* **SUPPLIED DATA**

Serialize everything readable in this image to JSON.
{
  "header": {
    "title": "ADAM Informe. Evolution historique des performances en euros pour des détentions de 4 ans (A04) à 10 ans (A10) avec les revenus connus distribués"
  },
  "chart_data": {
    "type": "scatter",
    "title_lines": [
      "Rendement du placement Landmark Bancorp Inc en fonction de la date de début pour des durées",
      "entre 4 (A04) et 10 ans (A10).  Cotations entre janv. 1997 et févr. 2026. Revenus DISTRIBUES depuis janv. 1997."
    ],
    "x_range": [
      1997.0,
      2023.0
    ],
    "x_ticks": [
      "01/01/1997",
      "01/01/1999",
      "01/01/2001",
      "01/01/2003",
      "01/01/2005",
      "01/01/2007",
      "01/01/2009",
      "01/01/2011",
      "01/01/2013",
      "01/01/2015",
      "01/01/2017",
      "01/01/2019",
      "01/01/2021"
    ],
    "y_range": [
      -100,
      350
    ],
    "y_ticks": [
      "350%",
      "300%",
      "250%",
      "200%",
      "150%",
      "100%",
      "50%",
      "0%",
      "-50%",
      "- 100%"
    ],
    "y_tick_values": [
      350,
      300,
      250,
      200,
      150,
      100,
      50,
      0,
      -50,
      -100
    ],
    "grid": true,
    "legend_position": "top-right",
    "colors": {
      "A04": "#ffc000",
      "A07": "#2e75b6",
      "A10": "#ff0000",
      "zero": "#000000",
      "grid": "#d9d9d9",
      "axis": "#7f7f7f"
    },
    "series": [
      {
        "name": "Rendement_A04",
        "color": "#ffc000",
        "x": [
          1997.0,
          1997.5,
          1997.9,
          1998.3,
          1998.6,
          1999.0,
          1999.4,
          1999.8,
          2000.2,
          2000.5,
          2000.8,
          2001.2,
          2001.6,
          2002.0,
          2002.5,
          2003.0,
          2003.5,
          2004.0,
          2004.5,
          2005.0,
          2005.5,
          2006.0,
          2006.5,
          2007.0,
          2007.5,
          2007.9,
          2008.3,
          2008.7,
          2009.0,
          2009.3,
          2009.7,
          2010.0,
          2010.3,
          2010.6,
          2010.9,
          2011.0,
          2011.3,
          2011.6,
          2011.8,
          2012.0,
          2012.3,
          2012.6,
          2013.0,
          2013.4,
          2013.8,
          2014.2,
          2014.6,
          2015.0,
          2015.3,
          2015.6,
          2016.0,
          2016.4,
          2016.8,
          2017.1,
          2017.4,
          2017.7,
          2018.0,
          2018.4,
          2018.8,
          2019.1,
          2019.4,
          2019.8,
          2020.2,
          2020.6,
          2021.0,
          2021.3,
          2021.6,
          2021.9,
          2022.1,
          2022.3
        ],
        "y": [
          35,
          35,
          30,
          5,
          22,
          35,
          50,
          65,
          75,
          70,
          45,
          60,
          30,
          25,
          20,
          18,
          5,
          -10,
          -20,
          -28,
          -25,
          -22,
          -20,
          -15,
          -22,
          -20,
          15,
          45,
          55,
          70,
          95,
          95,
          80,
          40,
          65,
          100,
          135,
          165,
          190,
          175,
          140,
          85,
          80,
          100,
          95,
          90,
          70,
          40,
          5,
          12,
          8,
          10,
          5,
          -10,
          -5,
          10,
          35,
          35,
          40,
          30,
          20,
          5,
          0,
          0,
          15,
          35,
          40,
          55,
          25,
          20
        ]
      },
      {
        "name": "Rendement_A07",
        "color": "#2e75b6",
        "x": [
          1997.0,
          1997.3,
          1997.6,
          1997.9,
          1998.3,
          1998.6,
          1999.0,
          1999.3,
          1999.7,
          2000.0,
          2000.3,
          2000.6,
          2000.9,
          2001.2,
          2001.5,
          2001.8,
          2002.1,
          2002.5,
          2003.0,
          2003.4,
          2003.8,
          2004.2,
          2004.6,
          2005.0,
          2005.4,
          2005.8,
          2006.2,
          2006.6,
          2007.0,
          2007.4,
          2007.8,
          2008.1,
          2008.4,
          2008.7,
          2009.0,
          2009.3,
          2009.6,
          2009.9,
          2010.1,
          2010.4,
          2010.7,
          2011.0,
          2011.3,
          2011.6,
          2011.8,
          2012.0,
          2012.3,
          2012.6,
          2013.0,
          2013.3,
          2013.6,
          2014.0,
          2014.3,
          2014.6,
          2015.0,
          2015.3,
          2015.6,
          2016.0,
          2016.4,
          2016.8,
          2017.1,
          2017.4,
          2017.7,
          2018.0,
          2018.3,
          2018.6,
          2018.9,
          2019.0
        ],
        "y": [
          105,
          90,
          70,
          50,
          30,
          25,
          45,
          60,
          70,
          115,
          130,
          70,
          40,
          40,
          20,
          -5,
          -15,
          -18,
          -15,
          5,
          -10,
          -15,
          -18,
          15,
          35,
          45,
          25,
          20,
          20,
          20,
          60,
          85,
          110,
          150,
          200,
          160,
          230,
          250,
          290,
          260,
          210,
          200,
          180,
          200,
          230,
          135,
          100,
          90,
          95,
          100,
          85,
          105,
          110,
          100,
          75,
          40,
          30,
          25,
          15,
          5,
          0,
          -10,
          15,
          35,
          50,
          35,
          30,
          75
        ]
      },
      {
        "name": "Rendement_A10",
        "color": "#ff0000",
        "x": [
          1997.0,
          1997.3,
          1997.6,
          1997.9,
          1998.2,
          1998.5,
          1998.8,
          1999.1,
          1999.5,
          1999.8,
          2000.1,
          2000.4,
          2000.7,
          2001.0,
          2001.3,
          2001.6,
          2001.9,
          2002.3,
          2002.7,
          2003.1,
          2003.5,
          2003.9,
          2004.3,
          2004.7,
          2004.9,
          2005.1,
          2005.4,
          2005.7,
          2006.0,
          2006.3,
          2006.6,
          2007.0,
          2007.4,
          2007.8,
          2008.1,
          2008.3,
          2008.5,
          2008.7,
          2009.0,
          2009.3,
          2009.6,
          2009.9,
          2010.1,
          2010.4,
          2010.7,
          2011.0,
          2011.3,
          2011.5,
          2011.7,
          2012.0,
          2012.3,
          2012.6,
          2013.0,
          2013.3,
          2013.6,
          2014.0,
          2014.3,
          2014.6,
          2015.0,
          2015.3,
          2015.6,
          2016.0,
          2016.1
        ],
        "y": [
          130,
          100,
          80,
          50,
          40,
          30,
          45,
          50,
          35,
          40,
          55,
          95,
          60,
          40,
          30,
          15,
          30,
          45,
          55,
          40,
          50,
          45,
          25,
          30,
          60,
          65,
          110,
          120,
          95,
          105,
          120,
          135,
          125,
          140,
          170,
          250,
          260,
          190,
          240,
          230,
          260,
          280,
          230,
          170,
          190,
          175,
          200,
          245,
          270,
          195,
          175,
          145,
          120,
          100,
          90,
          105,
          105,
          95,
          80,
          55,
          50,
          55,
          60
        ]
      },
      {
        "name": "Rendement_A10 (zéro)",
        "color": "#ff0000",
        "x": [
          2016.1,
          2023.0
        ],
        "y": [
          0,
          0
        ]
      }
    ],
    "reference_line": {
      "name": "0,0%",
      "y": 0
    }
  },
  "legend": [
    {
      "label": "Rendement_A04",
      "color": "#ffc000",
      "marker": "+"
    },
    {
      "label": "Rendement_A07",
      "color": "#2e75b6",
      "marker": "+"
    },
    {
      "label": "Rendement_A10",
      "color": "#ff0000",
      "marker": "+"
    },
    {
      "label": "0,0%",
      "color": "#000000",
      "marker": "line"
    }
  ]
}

* **EXERCISE BRIEF**
Each record above should be returned exactly as it appears.

* **TASK RESPONSE**
Serialize everything readable in this image to JSON.
{
  "header": {
    "title": "ADAM Informe. Evolution historique des performances en euros pour des détentions de 4 ans (A04) à 10 ans (A10) avec les revenus connus distribués"
  },
  "chart_data": {
    "type": "scatter",
    "title_lines": [
      "Rendement du placement Landmark Bancorp Inc en fonction de la date de début pour des durées",
      "entre 4 (A04) et 10 ans (A10).  Cotations entre janv. 1997 et févr. 2026. Revenus DISTRIBUES depuis janv. 1997."
    ],
    "x_range": [
      1997.0,
      2023.0
    ],
    "x_ticks": [
      "01/01/1997",
      "01/01/1999",
      "01/01/2001",
      "01/01/2003",
      "01/01/2005",
      "01/01/2007",
      "01/01/2009",
      "01/01/2011",
      "01/01/2013",
      "01/01/2015",
      "01/01/2017",
      "01/01/2019",
      "01/01/2021"
    ],
    "y_range": [
      -100,
      350
    ],
    "y_ticks": [
      "350%",
      "300%",
      "250%",
      "200%",
      "150%",
      "100%",
      "50%",
      "0%",
      "-50%",
      "- 100%"
    ],
    "y_tick_values": [
      350,
      300,
      250,
      200,
      150,
      100,
      50,
      0,
      -50,
      -100
    ],
    "grid": true,
    "legend_position": "top-right",
    "colors": {
      "A04": "#ffc000",
      "A07": "#2e75b6",
      "A10": "#ff0000",
      "zero": "#000000",
      "grid": "#d9d9d9",
      "axis": "#7f7f7f"
    },
    "series": [
      {
        "name": "Rendement_A04",
        "color": "#ffc000",
        "x": [
          1997.0,
          1997.5,
          1997.9,
          1998.3,
          1998.6,
          1999.0,
          1999.4,
          1999.8,
          2000.2,
          2000.5,
          2000.8,
          2001.2,
          2001.6,
          2002.0,
          2002.5,
          2003.0,
          2003.5,
          2004.0,
          2004.5,
          2005.0,
          2005.5,
          2006.0,
          2006.5,
          2007.0,
          2007.5,
          2007.9,
          2008.3,
          2008.7,
          2009.0,
          2009.3,
          2009.7,
          2010.0,
          2010.3,
          2010.6,
          2010.9,
          2011.0,
          2011.3,
          2011.6,
          2011.8,
          2012.0,
          2012.3,
          2012.6,
          2013.0,
          2013.4,
          2013.8,
          2014.2,
          2014.6,
          2015.0,
          2015.3,
          2015.6,
          2016.0,
          2016.4,
          2016.8,
          2017.1,
          2017.4,
          2017.7,
          2018.0,
          2018.4,
          2018.8,
          2019.1,
          2019.4,
          2019.8,
          2020.2,
          2020.6,
          2021.0,
          2021.3,
          2021.6,
          2021.9,
          2022.1,
          2022.3
        ],
        "y": [
          35,
          35,
          30,
          5,
          22,
          35,
          50,
          65,
          75,
          70,
          45,
          60,
          30,
          25,
          20,
          18,
          5,
          -10,
          -20,
          -28,
          -25,
          -22,
          -20,
          -15,
          -22,
          -20,
          15,
          45,
          55,
          70,
          95,
          95,
          80,
          40,
          65,
          100,
          135,
          165,
          190,
          175,
          140,
          85,
          80,
          100,
          95,
          90,
          70,
          40,
          5,
          12,
          8,
          10,
          5,
          -10,
          -5,
          10,
          35,
          35,
          40,
          30,
          20,
          5,
          0,
          0,
          15,
          35,
          40,
          55,
          25,
          20
        ]
      },
      {
        "name": "Rendement_A07",
        "color": "#2e75b6",
        "x": [
          1997.0,
          1997.3,
          1997.6,
          1997.9,
          1998.3,
          1998.6,
          1999.0,
          1999.3,
          1999.7,
          2000.0,
          2000.3,
          2000.6,
          2000.9,
          2001.2,
          2001.5,
          2001.8,
          2002.1,
          2002.5,
          2003.0,
          2003.4,
          2003.8,
          2004.2,
          2004.6,
          2005.0,
          2005.4,
          2005.8,
          2006.2,
          2006.6,
          2007.0,
          2007.4,
          2007.8,
          2008.1,
          2008.4,
          2008.7,
          2009.0,
          2009.3,
          2009.6,
          2009.9,
          2010.1,
          2010.4,
          2010.7,
          2011.0,
          2011.3,
          2011.6,
          2011.8,
          2012.0,
          2012.3,
          2012.6,
          2013.0,
          2013.3,
          2013.6,
          2014.0,
          2014.3,
          2014.6,
          2015.0,
          2015.3,
          2015.6,
          2016.0,
          2016.4,
          2016.8,
          2017.1,
          2017.4,
          2017.7,
          2018.0,
          2018.3,
          2018.6,
          2018.9,
          2019.0
        ],
        "y": [
          105,
          90,
          70,
          50,
          30,
          25,
          45,
          60,
          70,
          115,
          130,
          70,
          40,
          40,
          20,
          -5,
          -15,
          -18,
          -15,
          5,
          -10,
          -15,
          -18,
          15,
          35,
          45,
          25,
          20,
          20,
          20,
          60,
          85,
          110,
          150,
          200,
          160,
          230,
          250,
          290,
          260,
          210,
          200,
          180,
          200,
          230,
          135,
          100,
          90,
          95,
          100,
          85,
          105,
          110,
          100,
          75,
          40,
          30,
          25,
          15,
          5,
          0,
          -10,
          15,
          35,
          50,
          35,
          30,
          75
        ]
      },
      {
        "name": "Rendement_A10",
        "color": "#ff0000",
        "x": [
          1997.0,
          1997.3,
          1997.6,
          1997.9,
          1998.2,
          1998.5,
          1998.8,
          1999.1,
          1999.5,
          1999.8,
          2000.1,
          2000.4,
          2000.7,
          2001.0,
          2001.3,
          2001.6,
          2001.9,
          2002.3,
          2002.7,
          2003.1,
          2003.5,
          2003.9,
          2004.3,
          2004.7,
          2004.9,
          2005.1,
          2005.4,
          2005.7,
          2006.0,
          2006.3,
          2006.6,
          2007.0,
          2007.4,
          2007.8,
          2008.1,
          2008.3,
          2008.5,
          2008.7,
          2009.0,
          2009.3,
          2009.6,
          2009.9,
          2010.1,
          2010.4,
          2010.7,
          2011.0,
          2011.3,
          2011.5,
          2011.7,
          2012.0,
          2012.3,
          2012.6,
          2013.0,
          2013.3,
          2013.6,
          2014.0,
          2014.3,
          2014.6,
          2015.0,
          2015.3,
          2015.6,
          2016.0,
          2016.1
        ],
        "y": [
          130,
          100,
          80,
          50,
          40,
          30,
          45,
          50,
          35,
          40,
          55,
          95,
          60,
          40,
          30,
          15,
          30,
          45,
          55,
          40,
          50,
          45,
          25,
          30,
          60,
          65,
          110,
          120,
          95,
          105,
          120,
          135,
          125,
          140,
          170,
          250,
          260,
          190,
          240,
          230,
          260,
          280,
          230,
          170,
          190,
          175,
          200,
          245,
          270,
          195,
          175,
          145,
          120,
          100,
          90,
          105,
          105,
          95,
          80,
          55,
          50,
          55,
          60
        ]
      },
      {
        "name": "Rendement_A10 (zéro)",
        "color": "#ff0000",
        "x": [
          2016.1,
          2023.0
        ],
        "y": [
          0,
          0
        ]
      }
    ],
    "reference_line": {
      "name": "0,0%",
      "y": 0
    }
  },
  "legend": [
    {
      "label": "Rendement_A04",
      "color": "#ffc000",
      "marker": "+"
    },
    {
      "label": "Rendement_A07",
      "color": "#2e75b6",
      "marker": "+"
    },
    {
      "label": "Rendement_A10",
      "color": "#ff0000",
      "marker": "+"
    },
    {
      "label": "0,0%",
      "color": "#000000",
      "marker": "line"
    }
  ]
}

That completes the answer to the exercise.